§ Data shown
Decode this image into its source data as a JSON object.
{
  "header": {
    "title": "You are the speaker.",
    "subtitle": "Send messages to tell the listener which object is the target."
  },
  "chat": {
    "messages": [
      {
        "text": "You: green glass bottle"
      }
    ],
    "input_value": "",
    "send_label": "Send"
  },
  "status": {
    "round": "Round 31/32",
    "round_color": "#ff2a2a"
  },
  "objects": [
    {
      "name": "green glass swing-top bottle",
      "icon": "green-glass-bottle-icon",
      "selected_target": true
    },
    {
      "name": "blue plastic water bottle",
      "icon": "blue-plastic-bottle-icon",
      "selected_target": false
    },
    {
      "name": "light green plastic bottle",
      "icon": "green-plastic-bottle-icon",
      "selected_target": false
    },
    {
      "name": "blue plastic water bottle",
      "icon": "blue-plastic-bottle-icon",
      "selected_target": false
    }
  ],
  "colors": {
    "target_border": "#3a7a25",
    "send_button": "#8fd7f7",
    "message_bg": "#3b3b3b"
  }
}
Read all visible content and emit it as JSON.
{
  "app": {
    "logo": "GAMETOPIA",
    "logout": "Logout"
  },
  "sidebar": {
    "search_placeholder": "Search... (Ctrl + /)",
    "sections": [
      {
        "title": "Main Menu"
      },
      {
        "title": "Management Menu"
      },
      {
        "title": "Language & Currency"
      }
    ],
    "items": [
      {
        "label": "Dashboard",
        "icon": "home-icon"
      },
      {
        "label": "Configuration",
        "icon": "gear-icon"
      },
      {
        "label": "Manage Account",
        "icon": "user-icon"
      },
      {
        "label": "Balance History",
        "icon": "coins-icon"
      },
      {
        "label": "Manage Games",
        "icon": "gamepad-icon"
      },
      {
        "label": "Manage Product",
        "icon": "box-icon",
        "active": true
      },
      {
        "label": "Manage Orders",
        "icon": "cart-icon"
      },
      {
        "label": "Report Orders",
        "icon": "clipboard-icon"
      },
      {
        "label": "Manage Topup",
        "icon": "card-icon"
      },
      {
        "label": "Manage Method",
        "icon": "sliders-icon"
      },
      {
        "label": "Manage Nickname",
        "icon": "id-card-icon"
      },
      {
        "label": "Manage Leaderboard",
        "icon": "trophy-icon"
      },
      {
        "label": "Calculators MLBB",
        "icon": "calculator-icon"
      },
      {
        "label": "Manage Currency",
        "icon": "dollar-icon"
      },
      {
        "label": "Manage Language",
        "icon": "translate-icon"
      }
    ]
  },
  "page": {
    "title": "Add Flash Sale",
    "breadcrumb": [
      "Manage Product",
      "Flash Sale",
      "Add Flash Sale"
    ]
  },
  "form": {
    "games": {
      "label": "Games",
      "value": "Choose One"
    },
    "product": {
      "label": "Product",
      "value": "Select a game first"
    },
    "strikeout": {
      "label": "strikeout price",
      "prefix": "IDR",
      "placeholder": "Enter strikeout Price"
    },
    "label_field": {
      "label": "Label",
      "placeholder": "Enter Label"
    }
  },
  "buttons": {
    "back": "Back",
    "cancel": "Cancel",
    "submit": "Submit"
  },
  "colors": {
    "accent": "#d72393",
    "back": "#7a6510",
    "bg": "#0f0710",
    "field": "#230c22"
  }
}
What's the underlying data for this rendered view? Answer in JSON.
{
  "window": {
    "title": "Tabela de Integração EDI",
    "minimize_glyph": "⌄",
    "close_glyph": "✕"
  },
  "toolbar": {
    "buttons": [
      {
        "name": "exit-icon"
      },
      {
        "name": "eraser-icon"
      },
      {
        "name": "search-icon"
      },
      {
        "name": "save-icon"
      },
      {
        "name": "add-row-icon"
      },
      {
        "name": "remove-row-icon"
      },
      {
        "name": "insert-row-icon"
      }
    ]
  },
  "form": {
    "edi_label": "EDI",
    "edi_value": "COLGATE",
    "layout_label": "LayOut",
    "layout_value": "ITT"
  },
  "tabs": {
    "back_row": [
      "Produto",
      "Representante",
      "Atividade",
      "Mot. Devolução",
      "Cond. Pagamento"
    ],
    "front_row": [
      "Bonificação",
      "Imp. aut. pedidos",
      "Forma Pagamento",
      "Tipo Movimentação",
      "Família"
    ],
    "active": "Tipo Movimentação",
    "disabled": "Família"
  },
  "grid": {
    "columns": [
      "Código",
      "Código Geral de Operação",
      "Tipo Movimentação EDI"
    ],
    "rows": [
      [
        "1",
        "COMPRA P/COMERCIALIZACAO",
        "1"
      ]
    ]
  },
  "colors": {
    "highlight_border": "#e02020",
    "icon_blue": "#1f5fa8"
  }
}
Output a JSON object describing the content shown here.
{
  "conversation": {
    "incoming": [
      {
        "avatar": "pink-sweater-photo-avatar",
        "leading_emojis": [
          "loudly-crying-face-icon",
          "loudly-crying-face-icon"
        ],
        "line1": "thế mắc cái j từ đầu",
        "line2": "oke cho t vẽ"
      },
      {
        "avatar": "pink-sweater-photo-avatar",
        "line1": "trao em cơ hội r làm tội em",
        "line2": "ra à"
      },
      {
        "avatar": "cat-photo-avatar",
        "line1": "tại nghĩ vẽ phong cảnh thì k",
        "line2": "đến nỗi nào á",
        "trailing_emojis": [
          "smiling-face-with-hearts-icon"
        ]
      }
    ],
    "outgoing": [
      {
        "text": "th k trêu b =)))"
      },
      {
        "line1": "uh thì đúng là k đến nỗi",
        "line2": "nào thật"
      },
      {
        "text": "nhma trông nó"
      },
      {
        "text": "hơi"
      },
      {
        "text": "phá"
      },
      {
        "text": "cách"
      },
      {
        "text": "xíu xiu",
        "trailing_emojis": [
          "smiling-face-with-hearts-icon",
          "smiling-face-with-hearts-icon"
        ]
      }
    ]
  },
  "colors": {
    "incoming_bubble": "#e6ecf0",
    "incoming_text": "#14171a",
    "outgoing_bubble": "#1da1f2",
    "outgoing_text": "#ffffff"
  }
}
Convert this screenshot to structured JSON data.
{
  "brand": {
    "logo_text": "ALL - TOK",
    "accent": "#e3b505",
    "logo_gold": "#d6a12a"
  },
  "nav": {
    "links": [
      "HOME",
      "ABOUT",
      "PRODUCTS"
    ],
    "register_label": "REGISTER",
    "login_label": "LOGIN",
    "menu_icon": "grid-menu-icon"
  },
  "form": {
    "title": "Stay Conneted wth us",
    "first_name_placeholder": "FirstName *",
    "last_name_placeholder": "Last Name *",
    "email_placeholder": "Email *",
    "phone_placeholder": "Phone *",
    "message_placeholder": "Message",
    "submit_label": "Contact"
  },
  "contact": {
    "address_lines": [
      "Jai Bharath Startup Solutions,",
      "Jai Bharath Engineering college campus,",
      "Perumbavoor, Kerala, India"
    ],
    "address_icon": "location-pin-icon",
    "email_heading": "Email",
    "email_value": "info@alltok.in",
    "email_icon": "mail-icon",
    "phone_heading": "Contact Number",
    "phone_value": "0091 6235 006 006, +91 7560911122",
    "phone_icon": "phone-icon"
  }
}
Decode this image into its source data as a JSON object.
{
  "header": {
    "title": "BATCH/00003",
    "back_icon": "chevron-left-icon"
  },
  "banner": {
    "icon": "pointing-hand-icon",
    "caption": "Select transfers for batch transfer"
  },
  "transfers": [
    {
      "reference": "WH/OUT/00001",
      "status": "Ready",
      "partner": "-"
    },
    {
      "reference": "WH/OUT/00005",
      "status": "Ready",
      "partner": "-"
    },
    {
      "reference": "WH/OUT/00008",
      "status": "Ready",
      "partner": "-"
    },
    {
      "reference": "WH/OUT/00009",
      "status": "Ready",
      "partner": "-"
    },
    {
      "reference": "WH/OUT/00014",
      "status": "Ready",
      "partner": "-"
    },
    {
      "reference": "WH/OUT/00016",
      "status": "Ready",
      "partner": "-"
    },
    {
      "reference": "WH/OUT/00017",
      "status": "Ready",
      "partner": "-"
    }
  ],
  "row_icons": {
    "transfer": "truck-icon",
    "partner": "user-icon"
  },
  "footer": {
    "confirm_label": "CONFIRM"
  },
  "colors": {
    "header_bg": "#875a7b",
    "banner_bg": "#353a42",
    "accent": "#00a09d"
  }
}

§ Work to be completed
Pull every line holding "Currency" out of the records.

§ Exercise solution
        "title": "Language & Currency"
        "label": "Manage Currency",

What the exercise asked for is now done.